◆ **ENTRIES**:
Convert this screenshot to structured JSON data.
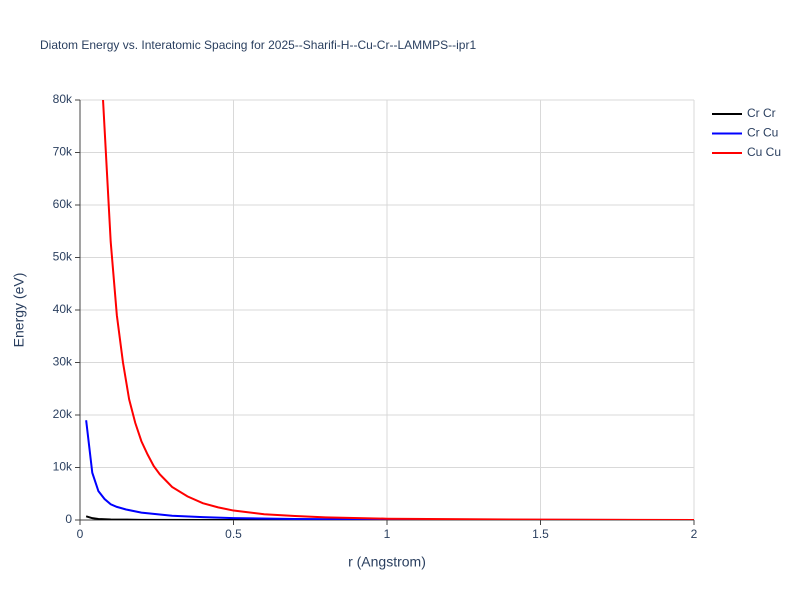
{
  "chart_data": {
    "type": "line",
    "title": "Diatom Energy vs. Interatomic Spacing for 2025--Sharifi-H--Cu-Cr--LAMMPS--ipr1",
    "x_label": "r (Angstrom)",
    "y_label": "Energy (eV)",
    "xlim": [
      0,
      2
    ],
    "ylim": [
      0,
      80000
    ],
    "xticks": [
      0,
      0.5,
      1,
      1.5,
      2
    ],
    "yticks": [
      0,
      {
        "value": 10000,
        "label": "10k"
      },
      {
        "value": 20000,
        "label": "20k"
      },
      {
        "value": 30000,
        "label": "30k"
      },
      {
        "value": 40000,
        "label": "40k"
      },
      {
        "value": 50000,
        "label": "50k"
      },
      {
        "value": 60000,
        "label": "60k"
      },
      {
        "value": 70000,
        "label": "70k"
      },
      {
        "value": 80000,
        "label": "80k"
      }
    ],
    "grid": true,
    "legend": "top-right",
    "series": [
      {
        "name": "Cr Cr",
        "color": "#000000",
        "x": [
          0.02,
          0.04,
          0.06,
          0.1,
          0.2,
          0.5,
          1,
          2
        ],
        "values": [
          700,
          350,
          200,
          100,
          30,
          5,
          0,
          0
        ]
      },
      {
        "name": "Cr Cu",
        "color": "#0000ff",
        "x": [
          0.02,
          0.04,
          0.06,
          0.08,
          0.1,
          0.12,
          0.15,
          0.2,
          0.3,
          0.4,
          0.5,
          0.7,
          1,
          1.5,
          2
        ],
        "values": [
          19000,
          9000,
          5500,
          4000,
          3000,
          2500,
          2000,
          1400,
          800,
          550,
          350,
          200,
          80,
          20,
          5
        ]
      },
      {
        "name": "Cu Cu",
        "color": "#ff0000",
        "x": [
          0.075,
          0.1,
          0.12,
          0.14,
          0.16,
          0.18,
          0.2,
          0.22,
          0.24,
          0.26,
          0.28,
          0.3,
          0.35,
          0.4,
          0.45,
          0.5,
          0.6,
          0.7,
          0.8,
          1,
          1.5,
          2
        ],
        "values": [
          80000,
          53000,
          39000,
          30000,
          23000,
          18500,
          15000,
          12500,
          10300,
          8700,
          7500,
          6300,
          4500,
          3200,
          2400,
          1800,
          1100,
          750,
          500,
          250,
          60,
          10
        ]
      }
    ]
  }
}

◆ **DIRECTIONS FOR THIS TASK**: Return all the lines that contain the string "Energy".

◆ **COMPLETED TASK**:
    "title": "Diatom Energy vs. Interatomic Spacing for 2025--Sharifi-H--Cu-Cr--LAMMPS--ipr1",
    "y_label": "Energy (eV)",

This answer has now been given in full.